**AIM**
Copy out the listing in full, exactly as written, but not its pictures.

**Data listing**
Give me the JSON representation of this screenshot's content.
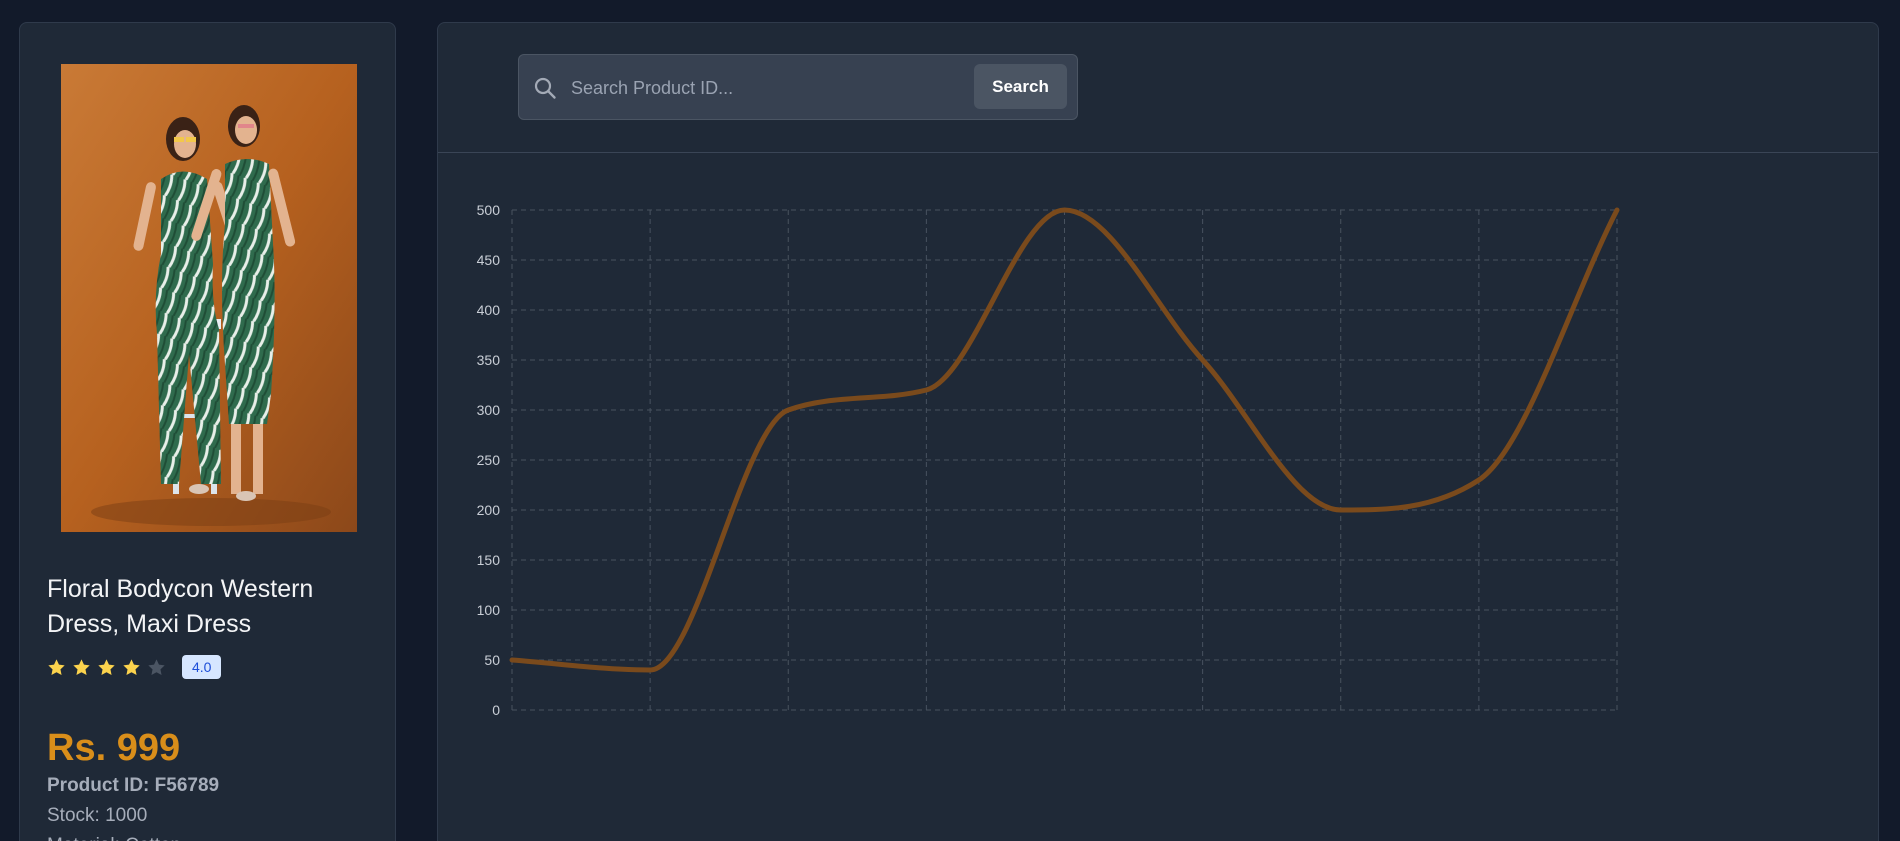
{
  "product": {
    "title_line1": "Floral Bodycon Western",
    "title_line2": "Dress, Maxi Dress",
    "rating_value": 4.0,
    "rating_max": 5,
    "rating_label": "4.0",
    "price": "Rs. 999",
    "product_id": "Product ID: F56789",
    "stock": "Stock: 1000",
    "material": "Material: Cotton",
    "image_icon": "product-photo"
  },
  "search": {
    "placeholder": "Search Product ID...",
    "value": "",
    "button_label": "Search"
  },
  "colors": {
    "star_filled": "#fcd34d",
    "star_empty": "#4b5563",
    "price": "#d98e1a",
    "line": "#7a4a1c",
    "grid": "#48525f"
  },
  "chart_data": {
    "type": "line",
    "x": [
      0,
      1,
      2,
      3,
      4,
      5,
      6,
      7,
      8
    ],
    "series": [
      {
        "values": [
          50,
          40,
          300,
          320,
          500,
          350,
          200,
          230,
          500
        ]
      }
    ],
    "y_ticks": [
      "0",
      "50",
      "100",
      "150",
      "200",
      "250",
      "300",
      "350",
      "400",
      "450",
      "500"
    ],
    "ylim": [
      0,
      500
    ],
    "grid": true,
    "curve": "smooth"
  }
}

**SOLUTION TO THIS TASK**
Give me the JSON representation of this screenshot's content.
{
  "product": {
    "title_line1": "Floral Bodycon Western",
    "title_line2": "Dress, Maxi Dress",
    "rating_value": 4.0,
    "rating_max": 5,
    "rating_label": "4.0",
    "price": "Rs. 999",
    "product_id": "Product ID: F56789",
    "stock": "Stock: 1000",
    "material": "Material: Cotton",
    "image_icon": "product-photo"
  },
  "search": {
    "placeholder": "Search Product ID...",
    "value": "",
    "button_label": "Search"
  },
  "colors": {
    "star_filled": "#fcd34d",
    "star_empty": "#4b5563",
    "price": "#d98e1a",
    "line": "#7a4a1c",
    "grid": "#48525f"
  },
  "chart_data": {
    "type": "line",
    "x": [
      0,
      1,
      2,
      3,
      4,
      5,
      6,
      7,
      8
    ],
    "series": [
      {
        "values": [
          50,
          40,
          300,
          320,
          500,
          350,
          200,
          230,
          500
        ]
      }
    ],
    "y_ticks": [
      "0",
      "50",
      "100",
      "150",
      "200",
      "250",
      "300",
      "350",
      "400",
      "450",
      "500"
    ],
    "ylim": [
      0,
      500
    ],
    "grid": true,
    "curve": "smooth"
  }
}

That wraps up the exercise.